-- Begin Data excerpts --

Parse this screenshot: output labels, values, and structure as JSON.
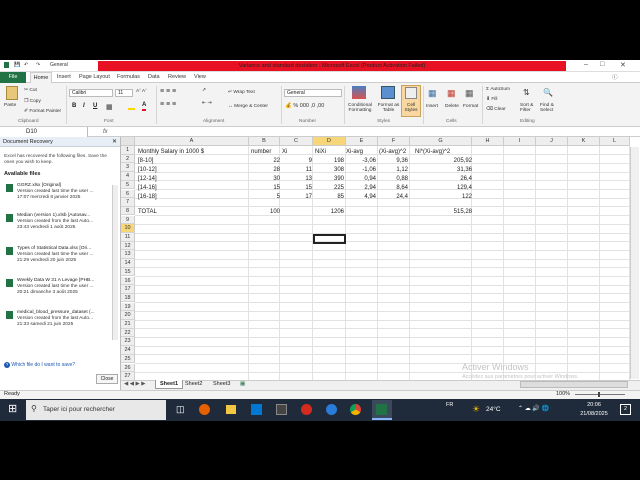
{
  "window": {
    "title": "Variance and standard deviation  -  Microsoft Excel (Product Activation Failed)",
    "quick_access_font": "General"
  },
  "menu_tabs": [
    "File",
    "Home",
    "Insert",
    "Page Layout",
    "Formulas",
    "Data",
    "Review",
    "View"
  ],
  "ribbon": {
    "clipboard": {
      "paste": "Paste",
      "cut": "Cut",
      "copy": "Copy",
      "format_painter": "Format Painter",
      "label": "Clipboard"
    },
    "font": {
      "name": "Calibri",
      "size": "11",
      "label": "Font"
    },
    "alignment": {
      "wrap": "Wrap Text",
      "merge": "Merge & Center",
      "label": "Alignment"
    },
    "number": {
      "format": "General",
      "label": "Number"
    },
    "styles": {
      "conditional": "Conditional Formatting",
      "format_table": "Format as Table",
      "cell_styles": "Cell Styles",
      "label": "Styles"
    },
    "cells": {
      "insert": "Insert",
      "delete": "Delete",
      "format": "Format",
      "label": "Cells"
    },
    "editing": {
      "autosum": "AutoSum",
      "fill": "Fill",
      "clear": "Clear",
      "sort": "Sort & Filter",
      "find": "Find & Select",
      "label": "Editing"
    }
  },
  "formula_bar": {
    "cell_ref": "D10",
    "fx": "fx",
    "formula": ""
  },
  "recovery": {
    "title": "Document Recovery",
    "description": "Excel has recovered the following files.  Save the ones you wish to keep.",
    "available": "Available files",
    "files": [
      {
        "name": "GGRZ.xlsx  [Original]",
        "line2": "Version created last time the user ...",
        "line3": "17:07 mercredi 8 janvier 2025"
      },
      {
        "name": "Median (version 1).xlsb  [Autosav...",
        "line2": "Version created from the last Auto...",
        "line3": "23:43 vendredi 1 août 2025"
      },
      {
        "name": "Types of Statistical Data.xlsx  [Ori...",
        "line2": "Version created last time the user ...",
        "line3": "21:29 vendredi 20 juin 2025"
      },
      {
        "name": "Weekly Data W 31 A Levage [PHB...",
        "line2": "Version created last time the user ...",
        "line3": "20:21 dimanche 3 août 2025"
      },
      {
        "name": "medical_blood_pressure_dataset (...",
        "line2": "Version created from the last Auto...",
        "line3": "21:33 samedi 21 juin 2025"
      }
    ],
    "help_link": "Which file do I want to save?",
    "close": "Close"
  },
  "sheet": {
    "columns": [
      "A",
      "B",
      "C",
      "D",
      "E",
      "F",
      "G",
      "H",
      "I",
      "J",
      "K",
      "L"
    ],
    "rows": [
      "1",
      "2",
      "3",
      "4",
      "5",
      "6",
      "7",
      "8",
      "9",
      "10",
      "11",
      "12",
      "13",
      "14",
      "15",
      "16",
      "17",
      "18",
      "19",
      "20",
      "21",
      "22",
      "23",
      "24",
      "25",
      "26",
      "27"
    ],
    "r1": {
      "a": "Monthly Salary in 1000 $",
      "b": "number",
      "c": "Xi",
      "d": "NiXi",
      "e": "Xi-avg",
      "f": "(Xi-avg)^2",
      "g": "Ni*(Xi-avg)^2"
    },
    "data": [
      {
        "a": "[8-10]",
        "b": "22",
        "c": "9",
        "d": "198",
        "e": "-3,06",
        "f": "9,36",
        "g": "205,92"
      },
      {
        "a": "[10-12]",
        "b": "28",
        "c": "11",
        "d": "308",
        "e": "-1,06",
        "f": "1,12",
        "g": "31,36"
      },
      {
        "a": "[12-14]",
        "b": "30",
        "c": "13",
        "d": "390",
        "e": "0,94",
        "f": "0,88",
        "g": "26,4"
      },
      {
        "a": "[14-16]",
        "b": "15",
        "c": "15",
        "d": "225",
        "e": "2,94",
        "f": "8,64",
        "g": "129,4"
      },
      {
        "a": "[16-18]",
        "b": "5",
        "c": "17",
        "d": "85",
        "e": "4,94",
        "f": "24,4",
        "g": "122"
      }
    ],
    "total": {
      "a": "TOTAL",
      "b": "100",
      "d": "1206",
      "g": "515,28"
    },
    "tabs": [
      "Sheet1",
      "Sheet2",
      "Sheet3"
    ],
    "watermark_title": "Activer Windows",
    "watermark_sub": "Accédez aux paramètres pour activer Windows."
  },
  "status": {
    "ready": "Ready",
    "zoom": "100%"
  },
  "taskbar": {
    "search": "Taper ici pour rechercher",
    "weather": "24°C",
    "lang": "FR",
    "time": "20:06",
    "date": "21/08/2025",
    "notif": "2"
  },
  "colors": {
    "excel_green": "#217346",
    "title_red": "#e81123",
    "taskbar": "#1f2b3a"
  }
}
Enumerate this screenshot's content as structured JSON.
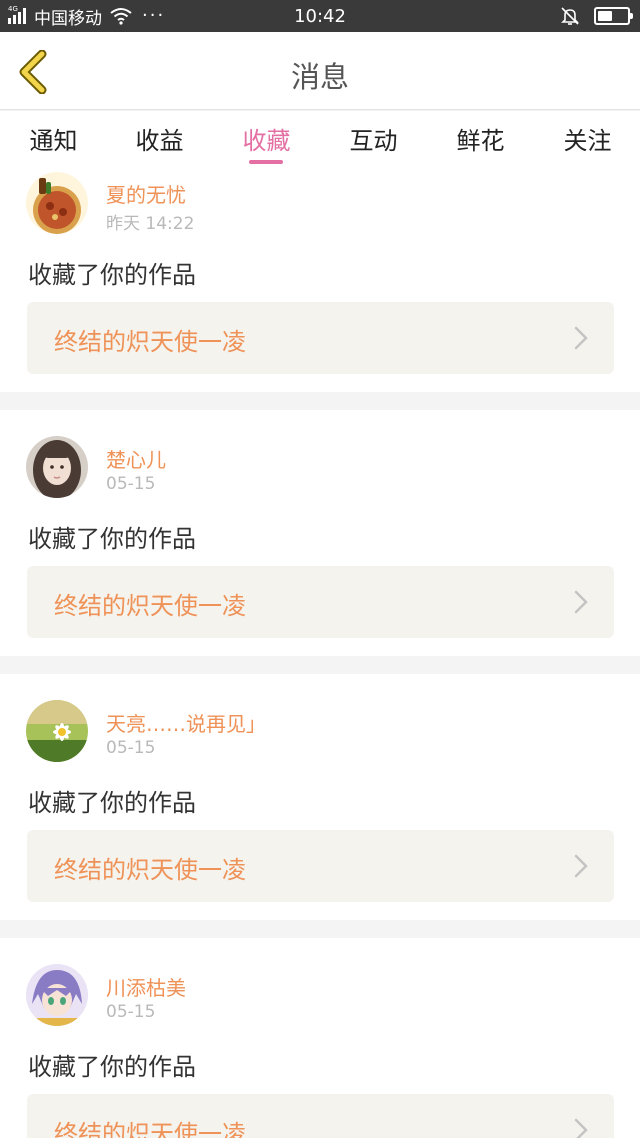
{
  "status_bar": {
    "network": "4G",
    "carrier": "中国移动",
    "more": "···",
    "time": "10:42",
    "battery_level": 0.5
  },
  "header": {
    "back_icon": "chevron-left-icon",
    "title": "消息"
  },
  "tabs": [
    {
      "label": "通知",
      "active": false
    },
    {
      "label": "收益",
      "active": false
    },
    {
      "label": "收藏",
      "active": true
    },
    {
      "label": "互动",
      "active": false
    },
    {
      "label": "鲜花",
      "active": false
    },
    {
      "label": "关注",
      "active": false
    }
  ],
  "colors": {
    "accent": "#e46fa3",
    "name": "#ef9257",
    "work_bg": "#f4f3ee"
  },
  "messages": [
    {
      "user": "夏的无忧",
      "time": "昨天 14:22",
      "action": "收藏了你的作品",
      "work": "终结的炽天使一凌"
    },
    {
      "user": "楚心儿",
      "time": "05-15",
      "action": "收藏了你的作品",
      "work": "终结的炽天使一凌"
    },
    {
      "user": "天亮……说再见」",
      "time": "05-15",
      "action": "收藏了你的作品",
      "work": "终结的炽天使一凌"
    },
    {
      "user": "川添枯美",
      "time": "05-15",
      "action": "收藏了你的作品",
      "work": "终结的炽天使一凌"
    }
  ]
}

-- End Data excerpts --

* _What needs to be done_
Pictures are excluded; copy all other data exactly as shown.

* _Output for this task_
Parse this screenshot: output labels, values, and structure as JSON.
{
  "window": {
    "title": "Variance and standard deviation  -  Microsoft Excel (Product Activation Failed)",
    "quick_access_font": "General"
  },
  "menu_tabs": [
    "File",
    "Home",
    "Insert",
    "Page Layout",
    "Formulas",
    "Data",
    "Review",
    "View"
  ],
  "ribbon": {
    "clipboard": {
      "paste": "Paste",
      "cut": "Cut",
      "copy": "Copy",
      "format_painter": "Format Painter",
      "label": "Clipboard"
    },
    "font": {
      "name": "Calibri",
      "size": "11",
      "label": "Font"
    },
    "alignment": {
      "wrap": "Wrap Text",
      "merge": "Merge & Center",
      "label": "Alignment"
    },
    "number": {
      "format": "General",
      "label": "Number"
    },
    "styles": {
      "conditional": "Conditional Formatting",
      "format_table": "Format as Table",
      "cell_styles": "Cell Styles",
      "label": "Styles"
    },
    "cells": {
      "insert": "Insert",
      "delete": "Delete",
      "format": "Format",
      "label": "Cells"
    },
    "editing": {
      "autosum": "AutoSum",
      "fill": "Fill",
      "clear": "Clear",
      "sort": "Sort & Filter",
      "find": "Find & Select",
      "label": "Editing"
    }
  },
  "formula_bar": {
    "cell_ref": "D10",
    "fx": "fx",
    "formula": ""
  },
  "recovery": {
    "title": "Document Recovery",
    "description": "Excel has recovered the following files.  Save the ones you wish to keep.",
    "available": "Available files",
    "files": [
      {
        "name": "GGRZ.xlsx  [Original]",
        "line2": "Version created last time the user ...",
        "line3": "17:07 mercredi 8 janvier 2025"
      },
      {
        "name": "Median (version 1).xlsb  [Autosav...",
        "line2": "Version created from the last Auto...",
        "line3": "23:43 vendredi 1 août 2025"
      },
      {
        "name": "Types of Statistical Data.xlsx  [Ori...",
        "line2": "Version created last time the user ...",
        "line3": "21:29 vendredi 20 juin 2025"
      },
      {
        "name": "Weekly Data W 31 A Levage [PHB...",
        "line2": "Version created last time the user ...",
        "line3": "20:21 dimanche 3 août 2025"
      },
      {
        "name": "medical_blood_pressure_dataset (...",
        "line2": "Version created from the last Auto...",
        "line3": "21:33 samedi 21 juin 2025"
      }
    ],
    "help_link": "Which file do I want to save?",
    "close": "Close"
  },
  "sheet": {
    "columns": [
      "A",
      "B",
      "C",
      "D",
      "E",
      "F",
      "G",
      "H",
      "I",
      "J",
      "K",
      "L"
    ],
    "rows": [
      "1",
      "2",
      "3",
      "4",
      "5",
      "6",
      "7",
      "8",
      "9",
      "10",
      "11",
      "12",
      "13",
      "14",
      "15",
      "16",
      "17",
      "18",
      "19",
      "20",
      "21",
      "22",
      "23",
      "24",
      "25",
      "26",
      "27"
    ],
    "r1": {
      "a": "Monthly Salary in 1000 $",
      "b": "number",
      "c": "Xi",
      "d": "NiXi",
      "e": "Xi-avg",
      "f": "(Xi-avg)^2",
      "g": "Ni*(Xi-avg)^2"
    },
    "data": [
      {
        "a": "[8-10]",
        "b": "22",
        "c": "9",
        "d": "198",
        "e": "-3,06",
        "f": "9,36",
        "g": "205,92"
      },
      {
        "a": "[10-12]",
        "b": "28",
        "c": "11",
        "d": "308",
        "e": "-1,06",
        "f": "1,12",
        "g": "31,36"
      },
      {
        "a": "[12-14]",
        "b": "30",
        "c": "13",
        "d": "390",
        "e": "0,94",
        "f": "0,88",
        "g": "26,4"
      },
      {
        "a": "[14-16]",
        "b": "15",
        "c": "15",
        "d": "225",
        "e": "2,94",
        "f": "8,64",
        "g": "129,4"
      },
      {
        "a": "[16-18]",
        "b": "5",
        "c": "17",
        "d": "85",
        "e": "4,94",
        "f": "24,4",
        "g": "122"
      }
    ],
    "total": {
      "a": "TOTAL",
      "b": "100",
      "d": "1206",
      "g": "515,28"
    },
    "tabs": [
      "Sheet1",
      "Sheet2",
      "Sheet3"
    ],
    "watermark_title": "Activer Windows",
    "watermark_sub": "Accédez aux paramètres pour activer Windows."
  },
  "status": {
    "ready": "Ready",
    "zoom": "100%"
  },
  "taskbar": {
    "search": "Taper ici pour rechercher",
    "weather": "24°C",
    "lang": "FR",
    "time": "20:06",
    "date": "21/08/2025",
    "notif": "2"
  },
  "colors": {
    "excel_green": "#217346",
    "title_red": "#e81123",
    "taskbar": "#1f2b3a"
  }
}
Enumerate this screenshot's content as structured JSON.
{
  "status_bar": {
    "network": "4G",
    "carrier": "中国移动",
    "more": "···",
    "time": "10:42",
    "battery_level": 0.5
  },
  "header": {
    "back_icon": "chevron-left-icon",
    "title": "消息"
  },
  "tabs": [
    {
      "label": "通知",
      "active": false
    },
    {
      "label": "收益",
      "active": false
    },
    {
      "label": "收藏",
      "active": true
    },
    {
      "label": "互动",
      "active": false
    },
    {
      "label": "鲜花",
      "active": false
    },
    {
      "label": "关注",
      "active": false
    }
  ],
  "colors": {
    "accent": "#e46fa3",
    "name": "#ef9257",
    "work_bg": "#f4f3ee"
  },
  "messages": [
    {
      "user": "夏的无忧",
      "time": "昨天 14:22",
      "action": "收藏了你的作品",
      "work": "终结的炽天使一凌"
    },
    {
      "user": "楚心儿",
      "time": "05-15",
      "action": "收藏了你的作品",
      "work": "终结的炽天使一凌"
    },
    {
      "user": "天亮……说再见」",
      "time": "05-15",
      "action": "收藏了你的作品",
      "work": "终结的炽天使一凌"
    },
    {
      "user": "川添枯美",
      "time": "05-15",
      "action": "收藏了你的作品",
      "work": "终结的炽天使一凌"
    }
  ]
}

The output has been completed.